That’s exactly the difference I mean when I say the definition most people on SRK is too narrow. A comeback mechanic can (and usually should) also benefit the player in the lead. The classic example would be Jeopardy, where everyone gets more money for each question the further into the game they are, and if it isn’t a complete blowout, the losing player can bet everything at the end of the game to try and take the lead.
In Street Fighter, there’s usually fairly good defensive options for whatever your opponent can do to you once they take the lead, so barring a few exceptions, you can probably get back to neutral, where you don’t have any real disadvantage other than having less health. In HF, the randomness could always swing in your favor, and generally in SF2 if someone made a big mistake it didn’t matter who was winning, you can fuck them. Once the super move was introduced, you can sort of see how that acts like the rounds in Jeopardy. Later into the round, both players are likely to have meter, so the plays that happen then are generally going to be bigger. I feel like the devs of SF4 probably felt that all the ways that you had to think about meter in SF3 led to almost exclusively complicated game states, so they just generally made it simpler and added Ultra to compensate.

DATASET ROWS:

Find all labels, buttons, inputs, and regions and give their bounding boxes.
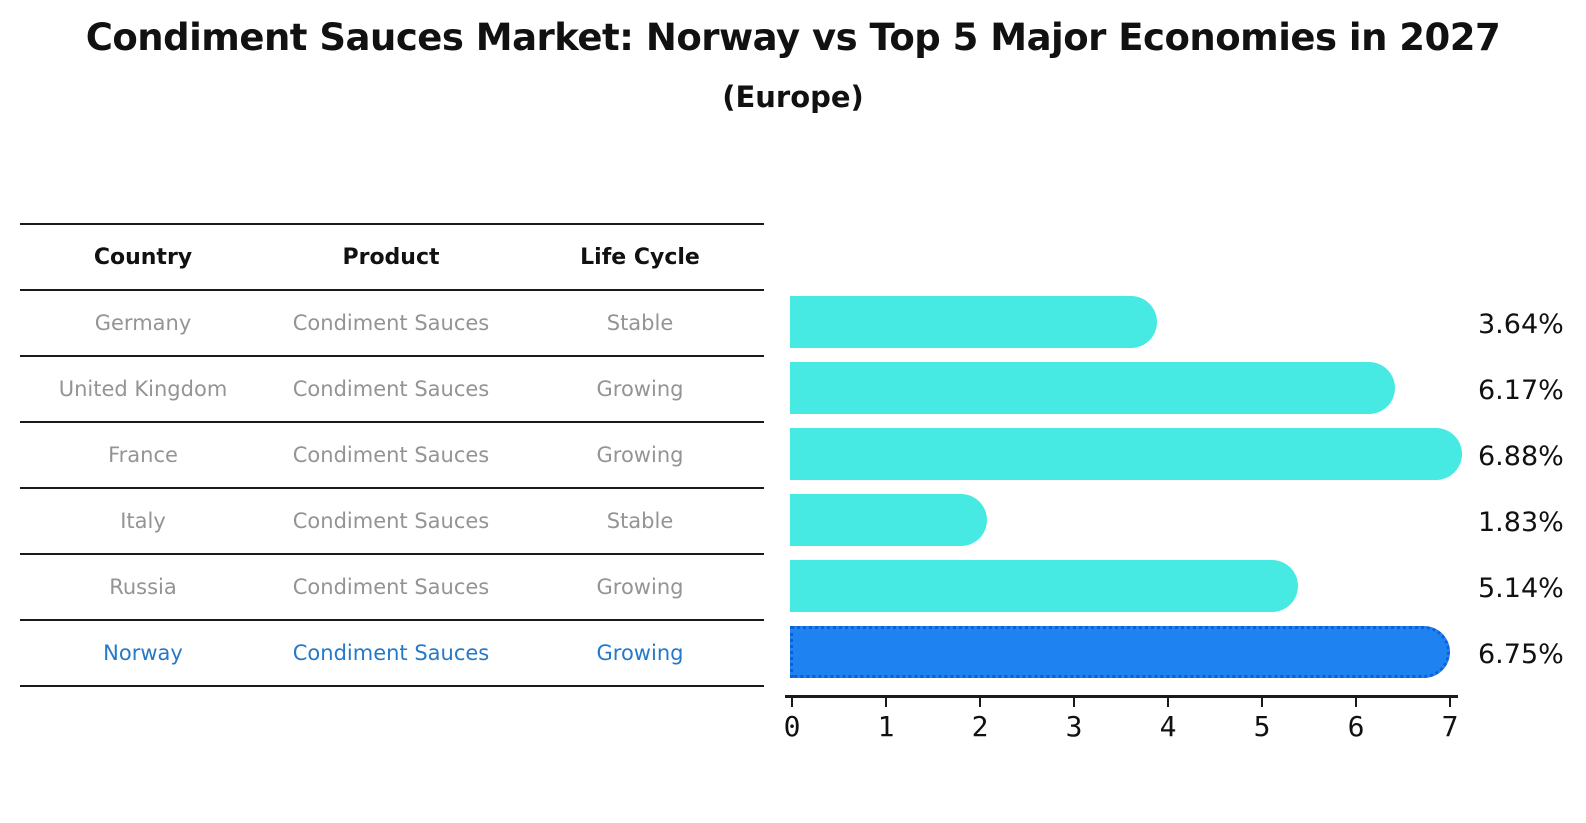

==

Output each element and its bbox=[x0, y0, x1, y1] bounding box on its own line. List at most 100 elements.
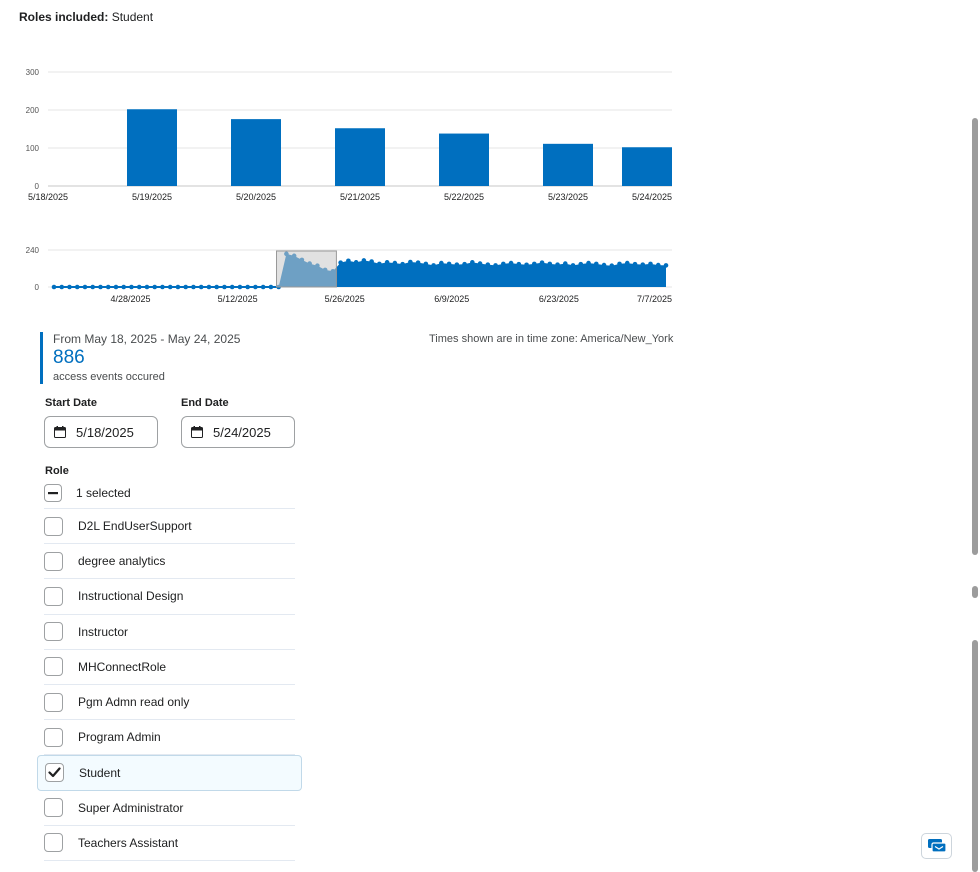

THE EXERCISE:
Answer these questions about the passage on comeback mechanics above:
1. What game does it give as the classic example of a comeback mechanic?
2. Once a player gets back to neutral in Street Fighter, what is their only real disadvantage?
3. What did the developers of SF4 add to compensate for making meter simpler?

ANSWER IN FULL:
1. Jeopardy.
2. Having less health.
3. Ultra.